Stored items from a collection
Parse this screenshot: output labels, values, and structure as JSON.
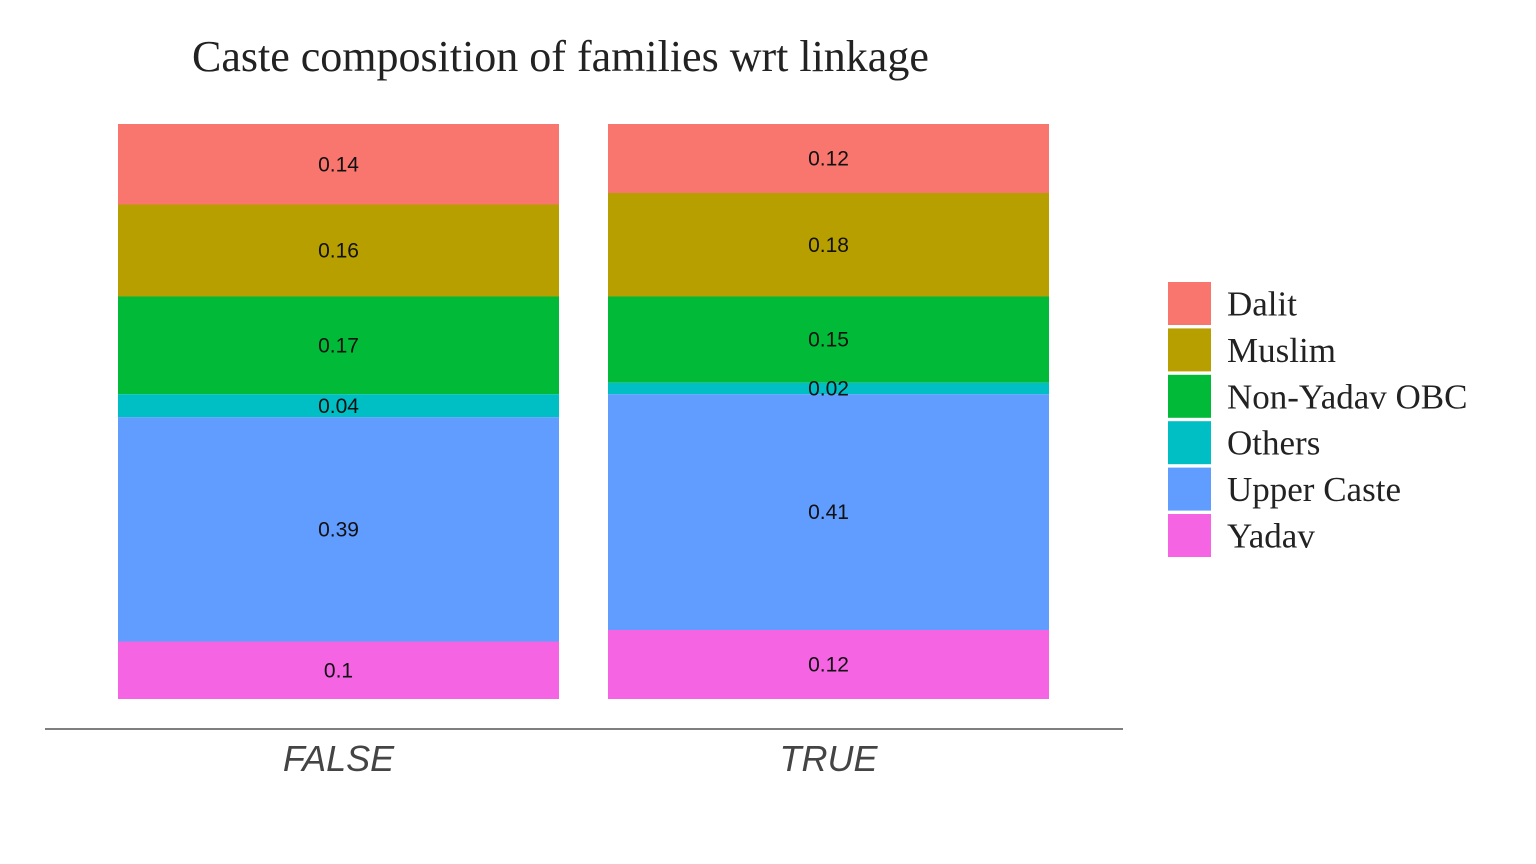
{
  "chart_data": {
    "type": "bar",
    "stacked": true,
    "normalized": true,
    "title": "Caste composition of families wrt linkage",
    "xlabel": "",
    "ylabel": "",
    "categories": [
      "FALSE",
      "TRUE"
    ],
    "ylim": [
      0,
      1
    ],
    "grid": false,
    "legend_position": "right",
    "series": [
      {
        "name": "Dalit",
        "color": "#F8766D",
        "values": [
          0.14,
          0.12
        ],
        "labels": [
          "0.14",
          "0.12"
        ]
      },
      {
        "name": "Muslim",
        "color": "#B79F00",
        "values": [
          0.16,
          0.18
        ],
        "labels": [
          "0.16",
          "0.18"
        ]
      },
      {
        "name": "Non-Yadav OBC",
        "color": "#00BA38",
        "values": [
          0.17,
          0.15
        ],
        "labels": [
          "0.17",
          "0.15"
        ]
      },
      {
        "name": "Others",
        "color": "#00BFC4",
        "values": [
          0.04,
          0.02
        ],
        "labels": [
          "0.04",
          "0.02"
        ]
      },
      {
        "name": "Upper Caste",
        "color": "#619CFF",
        "values": [
          0.39,
          0.41
        ],
        "labels": [
          "0.39",
          "0.41"
        ]
      },
      {
        "name": "Yadav",
        "color": "#F564E3",
        "values": [
          0.1,
          0.12
        ],
        "labels": [
          "0.1",
          "0.12"
        ]
      }
    ]
  }
}
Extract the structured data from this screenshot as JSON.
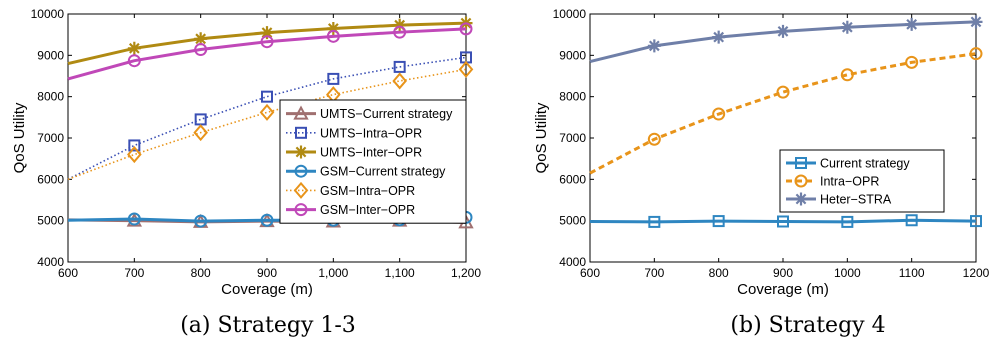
{
  "chart_data": [
    {
      "type": "line",
      "caption": "(a) Strategy 1-3",
      "xlabel": "Coverage (m)",
      "ylabel": "QoS Utility",
      "xlim": [
        600,
        1200
      ],
      "ylim": [
        4000,
        10000
      ],
      "xticks": [
        600,
        700,
        800,
        900,
        1000,
        1100,
        1200
      ],
      "xtick_labels": [
        "600",
        "700",
        "800",
        "900",
        "1,000",
        "1,100",
        "1,200"
      ],
      "yticks": [
        4000,
        5000,
        6000,
        7000,
        8000,
        9000,
        10000
      ],
      "ytick_labels": [
        "4000",
        "5000",
        "6000",
        "7000",
        "8000",
        "9000",
        "10000"
      ],
      "legend_position": "right",
      "series": [
        {
          "name": "UMTS−Current strategy",
          "marker": "triangle",
          "line": "solid",
          "color": "#a07070",
          "x": [
            600,
            700,
            800,
            900,
            1000,
            1100,
            1200
          ],
          "y": [
            5020,
            5000,
            4970,
            4990,
            4980,
            5000,
            4960
          ]
        },
        {
          "name": "UMTS−Intra−OPR",
          "marker": "square",
          "line": "dotted",
          "color": "#3a4fb4",
          "x": [
            600,
            700,
            800,
            900,
            1000,
            1100,
            1200
          ],
          "y": [
            6000,
            6820,
            7450,
            8000,
            8430,
            8720,
            8950
          ]
        },
        {
          "name": "UMTS−Inter−OPR",
          "marker": "star",
          "line": "solid",
          "color": "#b08a12",
          "x": [
            600,
            700,
            800,
            900,
            1000,
            1100,
            1200
          ],
          "y": [
            8800,
            9170,
            9400,
            9550,
            9650,
            9730,
            9780
          ]
        },
        {
          "name": "GSM−Current strategy",
          "marker": "circle",
          "line": "solid",
          "color": "#2e86c1",
          "x": [
            600,
            700,
            800,
            900,
            1000,
            1100,
            1200
          ],
          "y": [
            5010,
            5040,
            4990,
            5010,
            5010,
            5020,
            5080
          ]
        },
        {
          "name": "GSM−Intra−OPR",
          "marker": "diamond",
          "line": "dotted",
          "color": "#e8941a",
          "x": [
            600,
            700,
            800,
            900,
            1000,
            1100,
            1200
          ],
          "y": [
            6000,
            6600,
            7130,
            7620,
            8050,
            8380,
            8660
          ]
        },
        {
          "name": "GSM−Inter−OPR",
          "marker": "circle",
          "line": "solid",
          "color": "#c048b8",
          "x": [
            600,
            700,
            800,
            900,
            1000,
            1100,
            1200
          ],
          "y": [
            8430,
            8870,
            9140,
            9330,
            9460,
            9560,
            9640
          ]
        }
      ]
    },
    {
      "type": "line",
      "caption": "(b) Strategy 4",
      "xlabel": "Coverage (m)",
      "ylabel": "QoS Utility",
      "xlim": [
        600,
        1200
      ],
      "ylim": [
        4000,
        10000
      ],
      "xticks": [
        600,
        700,
        800,
        900,
        1000,
        1100,
        1200
      ],
      "xtick_labels": [
        "600",
        "700",
        "800",
        "900",
        "1000",
        "1100",
        "1200"
      ],
      "yticks": [
        4000,
        5000,
        6000,
        7000,
        8000,
        9000,
        10000
      ],
      "ytick_labels": [
        "4000",
        "5000",
        "6000",
        "7000",
        "8000",
        "9000",
        "10000"
      ],
      "legend_position": "center-right",
      "series": [
        {
          "name": "Current strategy",
          "marker": "square",
          "line": "solid",
          "color": "#2e86c1",
          "x": [
            600,
            700,
            800,
            900,
            1000,
            1100,
            1200
          ],
          "y": [
            4980,
            4970,
            4990,
            4980,
            4970,
            5010,
            4990
          ]
        },
        {
          "name": "Intra−OPR",
          "marker": "circle",
          "line": "dashed",
          "color": "#e8941a",
          "x": [
            600,
            700,
            800,
            900,
            1000,
            1100,
            1200
          ],
          "y": [
            6150,
            6970,
            7580,
            8110,
            8530,
            8830,
            9040
          ]
        },
        {
          "name": "Heter−STRA",
          "marker": "star",
          "line": "solid",
          "color": "#6f7fa8",
          "x": [
            600,
            700,
            800,
            900,
            1000,
            1100,
            1200
          ],
          "y": [
            8850,
            9230,
            9440,
            9580,
            9680,
            9750,
            9810
          ]
        }
      ]
    }
  ]
}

• _Exercise goal_
Copy out every line with the word "UMTS".

• _Problem solution_
          "name": "UMTS−Current strategy",
          "name": "UMTS−Intra−OPR",
          "name": "UMTS−Inter−OPR",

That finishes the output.